● **Your objective**: Of all the lines in the records, how many hold the word "Please"? Answer with the number only.

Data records
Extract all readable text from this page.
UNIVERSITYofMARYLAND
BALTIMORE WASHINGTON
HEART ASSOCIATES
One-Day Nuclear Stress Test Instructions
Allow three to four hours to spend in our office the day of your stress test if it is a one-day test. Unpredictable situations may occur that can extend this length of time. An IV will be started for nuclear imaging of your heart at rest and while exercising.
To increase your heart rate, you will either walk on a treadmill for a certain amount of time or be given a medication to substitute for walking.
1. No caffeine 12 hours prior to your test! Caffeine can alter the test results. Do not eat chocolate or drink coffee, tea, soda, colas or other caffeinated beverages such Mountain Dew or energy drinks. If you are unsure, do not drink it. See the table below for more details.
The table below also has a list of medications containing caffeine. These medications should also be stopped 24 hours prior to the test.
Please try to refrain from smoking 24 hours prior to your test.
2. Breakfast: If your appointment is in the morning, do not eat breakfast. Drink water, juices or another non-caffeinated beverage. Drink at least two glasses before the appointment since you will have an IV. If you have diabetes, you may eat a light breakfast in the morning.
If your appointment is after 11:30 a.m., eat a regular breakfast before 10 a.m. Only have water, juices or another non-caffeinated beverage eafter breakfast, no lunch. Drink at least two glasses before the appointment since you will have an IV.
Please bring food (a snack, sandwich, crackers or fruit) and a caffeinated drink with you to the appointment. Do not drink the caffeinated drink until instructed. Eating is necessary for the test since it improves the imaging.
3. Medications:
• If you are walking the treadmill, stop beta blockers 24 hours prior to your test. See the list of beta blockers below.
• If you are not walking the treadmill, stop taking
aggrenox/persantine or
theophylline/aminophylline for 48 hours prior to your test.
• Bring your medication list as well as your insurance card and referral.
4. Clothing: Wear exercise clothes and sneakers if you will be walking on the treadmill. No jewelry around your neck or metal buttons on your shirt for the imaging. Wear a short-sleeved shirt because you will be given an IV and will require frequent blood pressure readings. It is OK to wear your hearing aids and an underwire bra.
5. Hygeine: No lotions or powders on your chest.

● **Result**: 2